STORED RECORDS:
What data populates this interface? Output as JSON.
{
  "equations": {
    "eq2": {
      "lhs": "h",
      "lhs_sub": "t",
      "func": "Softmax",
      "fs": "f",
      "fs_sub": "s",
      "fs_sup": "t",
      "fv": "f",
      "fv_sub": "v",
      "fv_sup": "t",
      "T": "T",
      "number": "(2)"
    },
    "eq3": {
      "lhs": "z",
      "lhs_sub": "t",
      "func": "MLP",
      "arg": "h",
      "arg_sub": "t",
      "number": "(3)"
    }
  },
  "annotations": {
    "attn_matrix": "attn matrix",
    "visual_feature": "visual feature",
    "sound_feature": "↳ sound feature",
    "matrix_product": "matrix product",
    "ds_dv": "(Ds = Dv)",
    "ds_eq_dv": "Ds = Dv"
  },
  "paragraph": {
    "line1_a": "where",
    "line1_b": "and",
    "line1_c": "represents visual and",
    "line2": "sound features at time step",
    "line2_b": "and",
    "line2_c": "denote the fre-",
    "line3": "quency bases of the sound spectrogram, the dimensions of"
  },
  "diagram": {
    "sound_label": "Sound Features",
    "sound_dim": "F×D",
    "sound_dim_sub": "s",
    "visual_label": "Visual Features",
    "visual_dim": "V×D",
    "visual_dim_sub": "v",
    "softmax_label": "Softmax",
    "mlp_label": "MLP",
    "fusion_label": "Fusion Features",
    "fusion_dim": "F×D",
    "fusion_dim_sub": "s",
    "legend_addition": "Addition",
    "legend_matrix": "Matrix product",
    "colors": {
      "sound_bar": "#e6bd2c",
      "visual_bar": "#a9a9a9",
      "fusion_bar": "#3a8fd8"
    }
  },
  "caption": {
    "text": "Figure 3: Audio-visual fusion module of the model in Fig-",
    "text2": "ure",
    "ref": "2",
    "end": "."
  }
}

SET TASK: The records above are to be copied in full, exactly as written.

SOLUTION FOR THIS PROBLEM:
What data populates this interface? Output as JSON.
{
  "equations": {
    "eq2": {
      "lhs": "h",
      "lhs_sub": "t",
      "func": "Softmax",
      "fs": "f",
      "fs_sub": "s",
      "fs_sup": "t",
      "fv": "f",
      "fv_sub": "v",
      "fv_sup": "t",
      "T": "T",
      "number": "(2)"
    },
    "eq3": {
      "lhs": "z",
      "lhs_sub": "t",
      "func": "MLP",
      "arg": "h",
      "arg_sub": "t",
      "number": "(3)"
    }
  },
  "annotations": {
    "attn_matrix": "attn matrix",
    "visual_feature": "visual feature",
    "sound_feature": "↳ sound feature",
    "matrix_product": "matrix product",
    "ds_dv": "(Ds = Dv)",
    "ds_eq_dv": "Ds = Dv"
  },
  "paragraph": {
    "line1_a": "where",
    "line1_b": "and",
    "line1_c": "represents visual and",
    "line2": "sound features at time step",
    "line2_b": "and",
    "line2_c": "denote the fre-",
    "line3": "quency bases of the sound spectrogram, the dimensions of"
  },
  "diagram": {
    "sound_label": "Sound Features",
    "sound_dim": "F×D",
    "sound_dim_sub": "s",
    "visual_label": "Visual Features",
    "visual_dim": "V×D",
    "visual_dim_sub": "v",
    "softmax_label": "Softmax",
    "mlp_label": "MLP",
    "fusion_label": "Fusion Features",
    "fusion_dim": "F×D",
    "fusion_dim_sub": "s",
    "legend_addition": "Addition",
    "legend_matrix": "Matrix product",
    "colors": {
      "sound_bar": "#e6bd2c",
      "visual_bar": "#a9a9a9",
      "fusion_bar": "#3a8fd8"
    }
  },
  "caption": {
    "text": "Figure 3: Audio-visual fusion module of the model in Fig-",
    "text2": "ure",
    "ref": "2",
    "end": "."
  }
}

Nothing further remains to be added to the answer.